> _TASK REQUIREMENTS_: Do any lines in the data below contain "Salesforce"? If so, copy every one of them.

> _Dataset excerpt_:
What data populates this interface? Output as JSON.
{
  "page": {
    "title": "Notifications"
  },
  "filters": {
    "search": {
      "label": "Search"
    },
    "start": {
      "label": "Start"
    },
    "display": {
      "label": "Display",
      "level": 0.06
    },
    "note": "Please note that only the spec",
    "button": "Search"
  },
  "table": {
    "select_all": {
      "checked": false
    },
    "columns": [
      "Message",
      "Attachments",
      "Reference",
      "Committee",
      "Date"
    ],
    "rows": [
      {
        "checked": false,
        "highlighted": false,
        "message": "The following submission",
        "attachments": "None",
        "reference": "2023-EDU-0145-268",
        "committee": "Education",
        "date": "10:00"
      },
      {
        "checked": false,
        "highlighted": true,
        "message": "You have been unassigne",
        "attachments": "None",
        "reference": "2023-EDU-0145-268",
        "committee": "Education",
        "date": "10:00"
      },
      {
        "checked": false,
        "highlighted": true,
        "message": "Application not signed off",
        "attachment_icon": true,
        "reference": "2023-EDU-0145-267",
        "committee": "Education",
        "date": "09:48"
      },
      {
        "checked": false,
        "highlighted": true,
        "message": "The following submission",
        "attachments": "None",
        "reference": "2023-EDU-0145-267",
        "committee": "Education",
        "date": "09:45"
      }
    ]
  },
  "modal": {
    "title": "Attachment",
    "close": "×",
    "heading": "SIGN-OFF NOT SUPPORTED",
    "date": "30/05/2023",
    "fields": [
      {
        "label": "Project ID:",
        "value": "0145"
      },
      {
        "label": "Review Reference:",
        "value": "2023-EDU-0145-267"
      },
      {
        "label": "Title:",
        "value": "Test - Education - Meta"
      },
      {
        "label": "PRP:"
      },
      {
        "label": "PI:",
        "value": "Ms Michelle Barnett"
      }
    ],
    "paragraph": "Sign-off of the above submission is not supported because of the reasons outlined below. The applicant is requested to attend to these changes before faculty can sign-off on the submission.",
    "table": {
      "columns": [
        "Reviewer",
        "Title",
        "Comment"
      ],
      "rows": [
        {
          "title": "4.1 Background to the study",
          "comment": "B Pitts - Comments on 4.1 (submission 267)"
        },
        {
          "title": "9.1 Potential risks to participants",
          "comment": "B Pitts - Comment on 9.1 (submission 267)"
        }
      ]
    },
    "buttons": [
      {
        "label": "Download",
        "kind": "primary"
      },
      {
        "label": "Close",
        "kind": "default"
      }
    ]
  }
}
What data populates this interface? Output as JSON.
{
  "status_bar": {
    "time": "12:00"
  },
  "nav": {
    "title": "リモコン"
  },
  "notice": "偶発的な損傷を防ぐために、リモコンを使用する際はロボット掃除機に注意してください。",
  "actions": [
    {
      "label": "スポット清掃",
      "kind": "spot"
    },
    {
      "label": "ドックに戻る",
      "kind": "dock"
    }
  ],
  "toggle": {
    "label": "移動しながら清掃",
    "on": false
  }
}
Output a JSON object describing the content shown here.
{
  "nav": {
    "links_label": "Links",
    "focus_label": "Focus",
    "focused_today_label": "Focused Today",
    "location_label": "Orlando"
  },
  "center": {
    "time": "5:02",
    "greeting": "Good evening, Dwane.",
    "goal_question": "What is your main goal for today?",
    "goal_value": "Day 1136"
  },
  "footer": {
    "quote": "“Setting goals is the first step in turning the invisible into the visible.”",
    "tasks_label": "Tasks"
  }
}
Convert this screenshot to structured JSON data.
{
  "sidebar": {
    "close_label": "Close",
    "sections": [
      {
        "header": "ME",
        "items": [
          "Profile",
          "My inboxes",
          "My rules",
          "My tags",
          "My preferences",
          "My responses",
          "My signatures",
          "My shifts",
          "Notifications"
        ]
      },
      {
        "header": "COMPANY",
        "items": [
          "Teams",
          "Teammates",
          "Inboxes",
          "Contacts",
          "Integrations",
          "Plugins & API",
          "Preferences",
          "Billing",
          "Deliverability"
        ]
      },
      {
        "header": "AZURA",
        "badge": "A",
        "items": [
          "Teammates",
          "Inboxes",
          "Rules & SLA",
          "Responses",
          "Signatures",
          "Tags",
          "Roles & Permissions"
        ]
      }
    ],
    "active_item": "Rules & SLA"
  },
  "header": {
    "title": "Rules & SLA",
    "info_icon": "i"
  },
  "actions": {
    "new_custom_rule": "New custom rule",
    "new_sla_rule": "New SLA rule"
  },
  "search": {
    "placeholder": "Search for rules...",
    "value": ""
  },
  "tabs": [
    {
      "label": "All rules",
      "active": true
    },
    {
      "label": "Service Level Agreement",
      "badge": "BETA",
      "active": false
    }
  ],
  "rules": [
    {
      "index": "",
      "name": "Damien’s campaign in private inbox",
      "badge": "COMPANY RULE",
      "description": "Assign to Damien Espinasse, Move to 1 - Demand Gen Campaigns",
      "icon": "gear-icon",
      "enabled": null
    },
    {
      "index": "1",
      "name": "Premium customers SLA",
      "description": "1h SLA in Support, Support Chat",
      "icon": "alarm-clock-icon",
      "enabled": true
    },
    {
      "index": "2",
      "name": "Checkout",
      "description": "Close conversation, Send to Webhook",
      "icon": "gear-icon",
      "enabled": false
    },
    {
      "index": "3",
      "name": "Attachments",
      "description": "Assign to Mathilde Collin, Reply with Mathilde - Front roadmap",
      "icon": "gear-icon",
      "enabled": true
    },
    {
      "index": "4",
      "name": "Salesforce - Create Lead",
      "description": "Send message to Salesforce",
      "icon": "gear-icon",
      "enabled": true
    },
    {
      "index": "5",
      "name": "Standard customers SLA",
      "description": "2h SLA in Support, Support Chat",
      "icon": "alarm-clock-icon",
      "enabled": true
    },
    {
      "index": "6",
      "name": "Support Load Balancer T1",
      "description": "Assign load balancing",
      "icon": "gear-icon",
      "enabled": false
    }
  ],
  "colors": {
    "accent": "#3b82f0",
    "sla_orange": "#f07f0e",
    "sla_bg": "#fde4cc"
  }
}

> _EXERCISE SOLUTION_:
      "name": "Salesforce - Create Lead",
      "description": "Send message to Salesforce",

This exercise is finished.